— start RECORDS SUPPLIED —
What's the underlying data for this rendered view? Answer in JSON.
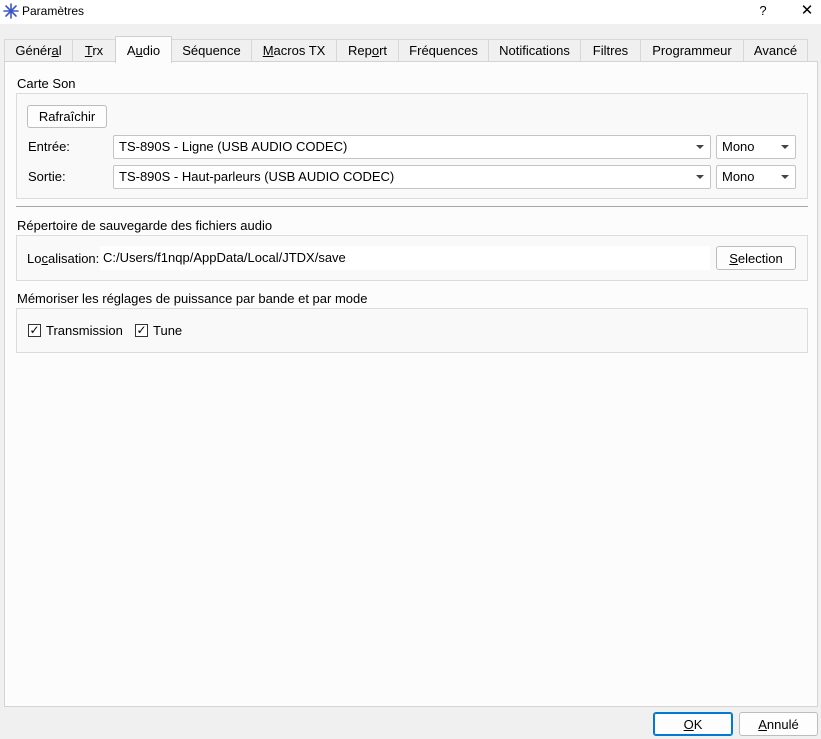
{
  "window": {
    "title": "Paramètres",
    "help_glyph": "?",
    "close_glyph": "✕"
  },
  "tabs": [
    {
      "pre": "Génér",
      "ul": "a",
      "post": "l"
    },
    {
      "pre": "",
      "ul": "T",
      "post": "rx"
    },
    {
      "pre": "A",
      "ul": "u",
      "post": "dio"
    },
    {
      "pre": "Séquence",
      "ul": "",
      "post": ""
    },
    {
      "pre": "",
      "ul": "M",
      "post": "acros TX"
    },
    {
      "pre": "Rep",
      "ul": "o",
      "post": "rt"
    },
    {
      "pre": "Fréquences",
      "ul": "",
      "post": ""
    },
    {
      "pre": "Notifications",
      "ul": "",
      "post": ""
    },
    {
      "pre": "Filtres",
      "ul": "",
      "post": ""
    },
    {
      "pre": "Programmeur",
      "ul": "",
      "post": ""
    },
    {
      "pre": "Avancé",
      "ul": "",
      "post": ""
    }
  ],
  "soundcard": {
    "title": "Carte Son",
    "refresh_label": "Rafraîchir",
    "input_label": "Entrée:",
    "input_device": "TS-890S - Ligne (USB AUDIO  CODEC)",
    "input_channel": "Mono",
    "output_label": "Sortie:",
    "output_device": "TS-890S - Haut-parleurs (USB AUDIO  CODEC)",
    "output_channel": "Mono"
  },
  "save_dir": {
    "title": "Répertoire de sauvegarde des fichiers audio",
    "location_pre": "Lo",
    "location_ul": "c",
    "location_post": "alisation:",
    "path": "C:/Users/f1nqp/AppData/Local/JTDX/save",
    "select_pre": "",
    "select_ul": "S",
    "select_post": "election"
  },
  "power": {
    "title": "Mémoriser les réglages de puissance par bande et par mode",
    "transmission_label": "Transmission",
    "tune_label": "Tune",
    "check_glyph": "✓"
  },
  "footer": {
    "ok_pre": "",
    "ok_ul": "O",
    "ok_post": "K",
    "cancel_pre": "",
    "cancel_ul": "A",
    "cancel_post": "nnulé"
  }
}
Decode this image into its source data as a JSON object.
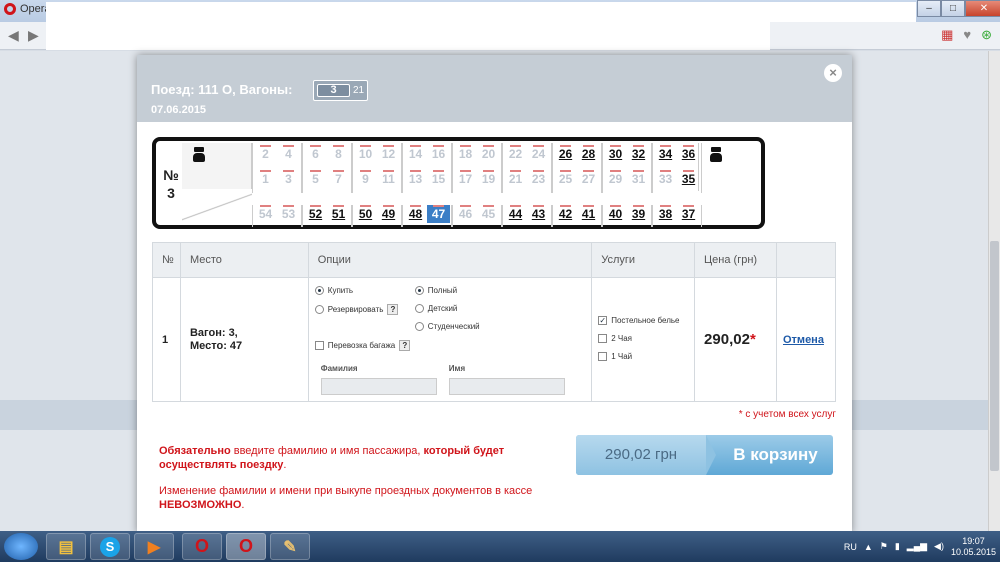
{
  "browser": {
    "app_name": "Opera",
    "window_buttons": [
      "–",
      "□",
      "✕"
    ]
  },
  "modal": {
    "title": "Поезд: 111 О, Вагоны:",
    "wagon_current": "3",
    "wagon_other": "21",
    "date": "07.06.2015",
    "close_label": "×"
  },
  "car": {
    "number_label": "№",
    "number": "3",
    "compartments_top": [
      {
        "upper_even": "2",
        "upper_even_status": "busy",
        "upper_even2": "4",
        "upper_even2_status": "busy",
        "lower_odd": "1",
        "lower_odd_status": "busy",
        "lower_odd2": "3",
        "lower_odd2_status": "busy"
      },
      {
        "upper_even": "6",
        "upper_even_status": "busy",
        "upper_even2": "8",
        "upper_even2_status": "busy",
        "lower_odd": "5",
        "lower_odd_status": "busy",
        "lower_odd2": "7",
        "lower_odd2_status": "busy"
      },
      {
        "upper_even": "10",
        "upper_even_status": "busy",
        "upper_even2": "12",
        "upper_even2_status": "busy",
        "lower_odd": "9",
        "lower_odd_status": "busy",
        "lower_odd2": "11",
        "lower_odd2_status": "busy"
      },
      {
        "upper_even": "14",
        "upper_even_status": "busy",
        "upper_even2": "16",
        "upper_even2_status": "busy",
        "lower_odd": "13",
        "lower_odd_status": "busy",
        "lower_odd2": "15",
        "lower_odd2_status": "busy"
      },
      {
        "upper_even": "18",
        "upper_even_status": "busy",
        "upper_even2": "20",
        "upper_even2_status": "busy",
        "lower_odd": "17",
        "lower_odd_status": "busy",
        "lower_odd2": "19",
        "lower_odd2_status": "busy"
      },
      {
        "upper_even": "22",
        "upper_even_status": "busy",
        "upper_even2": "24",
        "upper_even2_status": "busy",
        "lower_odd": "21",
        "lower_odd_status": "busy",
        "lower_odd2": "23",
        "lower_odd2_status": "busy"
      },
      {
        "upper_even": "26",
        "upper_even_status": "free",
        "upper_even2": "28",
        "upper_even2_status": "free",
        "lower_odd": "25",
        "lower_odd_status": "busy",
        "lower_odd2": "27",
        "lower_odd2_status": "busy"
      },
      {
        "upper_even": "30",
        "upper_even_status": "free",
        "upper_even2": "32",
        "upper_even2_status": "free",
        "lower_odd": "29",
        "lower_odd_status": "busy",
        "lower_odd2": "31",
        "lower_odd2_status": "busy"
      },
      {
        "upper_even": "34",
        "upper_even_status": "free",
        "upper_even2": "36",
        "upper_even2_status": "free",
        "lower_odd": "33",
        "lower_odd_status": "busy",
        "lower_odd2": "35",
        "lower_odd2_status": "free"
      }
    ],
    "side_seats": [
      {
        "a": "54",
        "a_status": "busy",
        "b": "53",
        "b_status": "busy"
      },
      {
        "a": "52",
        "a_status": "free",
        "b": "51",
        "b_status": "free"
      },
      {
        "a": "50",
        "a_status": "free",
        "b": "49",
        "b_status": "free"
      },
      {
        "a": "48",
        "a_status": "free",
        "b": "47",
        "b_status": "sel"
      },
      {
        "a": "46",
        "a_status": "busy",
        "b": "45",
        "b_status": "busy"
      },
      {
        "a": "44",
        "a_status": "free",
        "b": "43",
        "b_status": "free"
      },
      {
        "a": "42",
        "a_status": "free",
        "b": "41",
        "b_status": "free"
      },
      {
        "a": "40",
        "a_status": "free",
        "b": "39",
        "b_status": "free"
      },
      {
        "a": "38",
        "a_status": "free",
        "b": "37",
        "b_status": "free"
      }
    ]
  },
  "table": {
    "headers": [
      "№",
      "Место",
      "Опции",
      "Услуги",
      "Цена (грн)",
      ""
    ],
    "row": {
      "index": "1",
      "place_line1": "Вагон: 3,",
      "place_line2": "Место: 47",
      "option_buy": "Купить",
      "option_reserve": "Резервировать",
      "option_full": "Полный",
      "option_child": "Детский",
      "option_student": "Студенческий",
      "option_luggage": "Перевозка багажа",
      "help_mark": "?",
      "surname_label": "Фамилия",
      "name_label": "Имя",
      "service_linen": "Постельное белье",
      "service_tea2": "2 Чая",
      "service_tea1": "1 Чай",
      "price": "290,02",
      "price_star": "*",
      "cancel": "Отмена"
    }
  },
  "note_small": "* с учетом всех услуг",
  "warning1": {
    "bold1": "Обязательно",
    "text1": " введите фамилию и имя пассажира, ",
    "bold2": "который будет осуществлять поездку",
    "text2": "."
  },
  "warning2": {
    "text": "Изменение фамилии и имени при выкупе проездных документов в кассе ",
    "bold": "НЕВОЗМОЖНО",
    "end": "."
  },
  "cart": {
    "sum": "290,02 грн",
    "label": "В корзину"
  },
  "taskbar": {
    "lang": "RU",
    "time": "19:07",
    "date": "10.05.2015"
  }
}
— end RECORDS SUPPLIED —
— start RECORDS SUPPLIED —
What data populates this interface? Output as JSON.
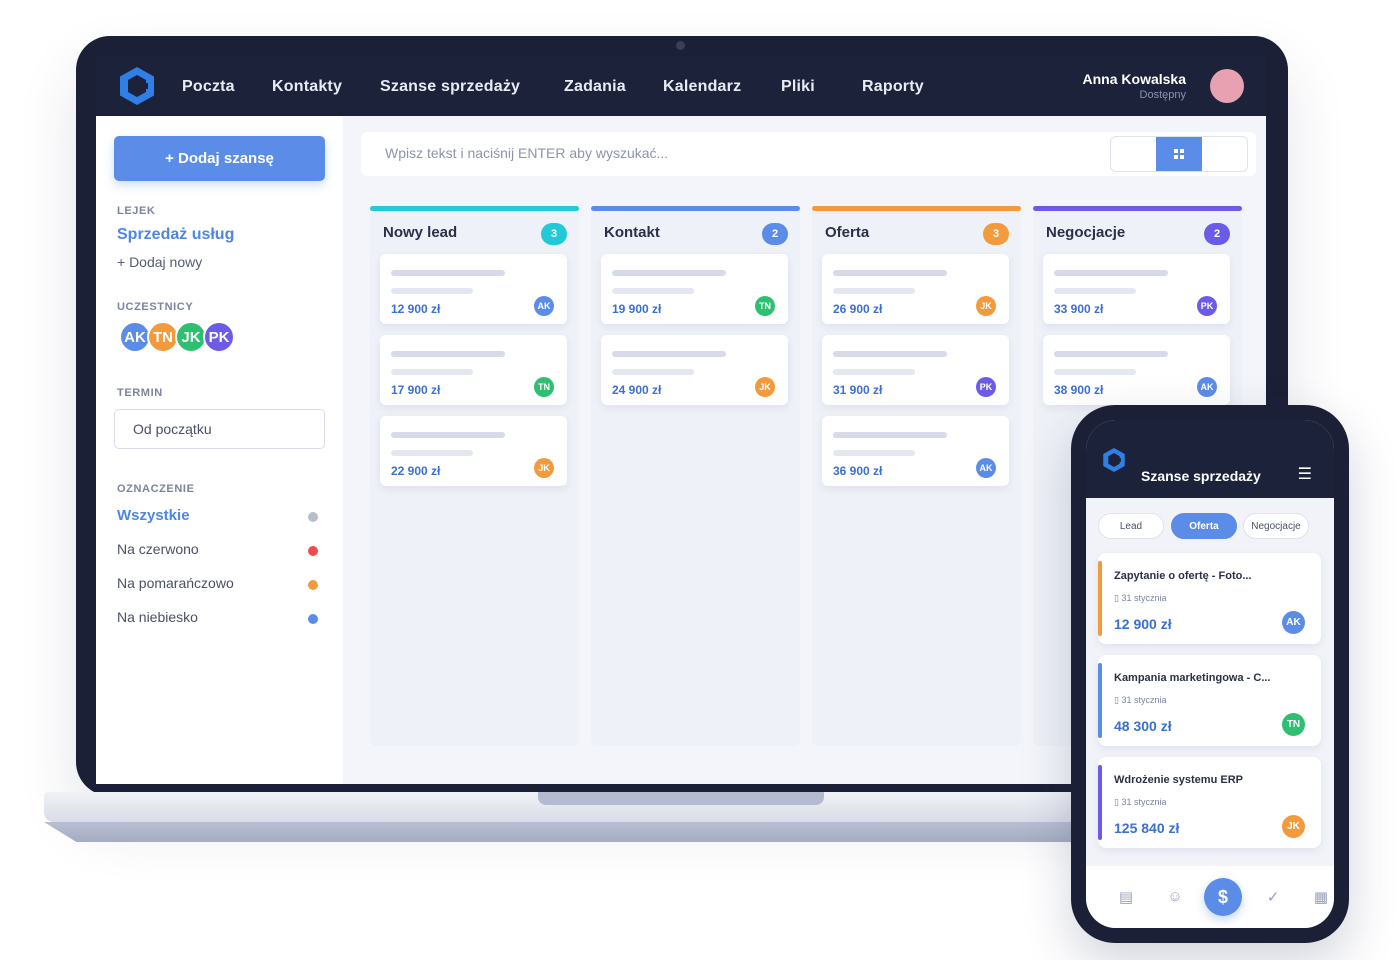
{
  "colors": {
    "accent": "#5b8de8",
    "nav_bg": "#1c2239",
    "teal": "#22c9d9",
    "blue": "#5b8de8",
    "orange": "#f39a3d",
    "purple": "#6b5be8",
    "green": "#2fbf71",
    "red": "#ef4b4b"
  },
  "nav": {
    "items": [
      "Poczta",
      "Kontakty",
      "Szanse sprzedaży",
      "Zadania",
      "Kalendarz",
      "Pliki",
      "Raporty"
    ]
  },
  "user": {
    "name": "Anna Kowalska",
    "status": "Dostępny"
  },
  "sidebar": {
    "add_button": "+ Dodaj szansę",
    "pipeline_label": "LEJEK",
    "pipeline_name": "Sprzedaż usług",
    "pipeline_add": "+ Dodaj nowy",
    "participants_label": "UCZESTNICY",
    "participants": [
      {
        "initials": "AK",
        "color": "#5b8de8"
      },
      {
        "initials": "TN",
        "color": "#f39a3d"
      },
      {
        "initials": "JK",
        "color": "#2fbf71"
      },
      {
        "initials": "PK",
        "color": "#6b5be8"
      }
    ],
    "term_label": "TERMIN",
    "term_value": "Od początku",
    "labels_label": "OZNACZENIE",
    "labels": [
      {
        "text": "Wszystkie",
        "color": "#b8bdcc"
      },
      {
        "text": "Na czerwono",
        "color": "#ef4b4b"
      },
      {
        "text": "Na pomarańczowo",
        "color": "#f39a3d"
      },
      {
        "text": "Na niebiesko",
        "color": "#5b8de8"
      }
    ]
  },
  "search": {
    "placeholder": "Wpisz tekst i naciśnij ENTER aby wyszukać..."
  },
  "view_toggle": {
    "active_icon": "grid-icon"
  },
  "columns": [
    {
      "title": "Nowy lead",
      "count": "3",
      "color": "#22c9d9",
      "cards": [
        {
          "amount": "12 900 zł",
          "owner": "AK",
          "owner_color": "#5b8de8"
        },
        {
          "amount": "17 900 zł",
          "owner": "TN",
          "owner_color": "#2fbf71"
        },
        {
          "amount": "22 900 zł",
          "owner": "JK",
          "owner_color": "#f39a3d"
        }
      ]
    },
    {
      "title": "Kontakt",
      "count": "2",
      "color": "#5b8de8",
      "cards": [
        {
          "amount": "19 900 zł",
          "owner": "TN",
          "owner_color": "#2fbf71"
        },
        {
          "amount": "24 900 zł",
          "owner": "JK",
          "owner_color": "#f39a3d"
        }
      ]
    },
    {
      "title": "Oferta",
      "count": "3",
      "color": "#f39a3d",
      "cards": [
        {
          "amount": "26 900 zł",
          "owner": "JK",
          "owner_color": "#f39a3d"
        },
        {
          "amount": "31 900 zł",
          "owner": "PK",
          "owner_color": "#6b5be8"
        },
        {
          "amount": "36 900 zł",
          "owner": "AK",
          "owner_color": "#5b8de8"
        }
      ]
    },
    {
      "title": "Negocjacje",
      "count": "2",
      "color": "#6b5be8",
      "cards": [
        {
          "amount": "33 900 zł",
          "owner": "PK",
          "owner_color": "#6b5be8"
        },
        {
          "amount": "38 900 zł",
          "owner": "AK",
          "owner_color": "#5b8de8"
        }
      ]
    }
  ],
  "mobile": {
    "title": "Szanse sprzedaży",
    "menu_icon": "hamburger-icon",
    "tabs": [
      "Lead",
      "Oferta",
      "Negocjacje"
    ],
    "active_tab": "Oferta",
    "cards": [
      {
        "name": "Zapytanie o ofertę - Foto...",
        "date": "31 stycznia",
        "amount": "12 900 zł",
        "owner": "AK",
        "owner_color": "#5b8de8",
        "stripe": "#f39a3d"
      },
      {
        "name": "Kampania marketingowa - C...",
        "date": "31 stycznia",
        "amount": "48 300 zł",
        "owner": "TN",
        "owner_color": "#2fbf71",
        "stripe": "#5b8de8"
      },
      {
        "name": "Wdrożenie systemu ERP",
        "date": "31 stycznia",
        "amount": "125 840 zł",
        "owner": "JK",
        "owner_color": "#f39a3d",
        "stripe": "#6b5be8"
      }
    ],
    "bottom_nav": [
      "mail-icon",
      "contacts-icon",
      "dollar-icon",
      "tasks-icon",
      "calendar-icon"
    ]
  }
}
— end RECORDS SUPPLIED —
# WHAT IS EXPECTED:
Copy out each line in the listing that has the word "Dodaj".

# CORRECT OUTPUT:
    "add_button": "+ Dodaj szansę",
    "pipeline_add": "+ Dodaj nowy",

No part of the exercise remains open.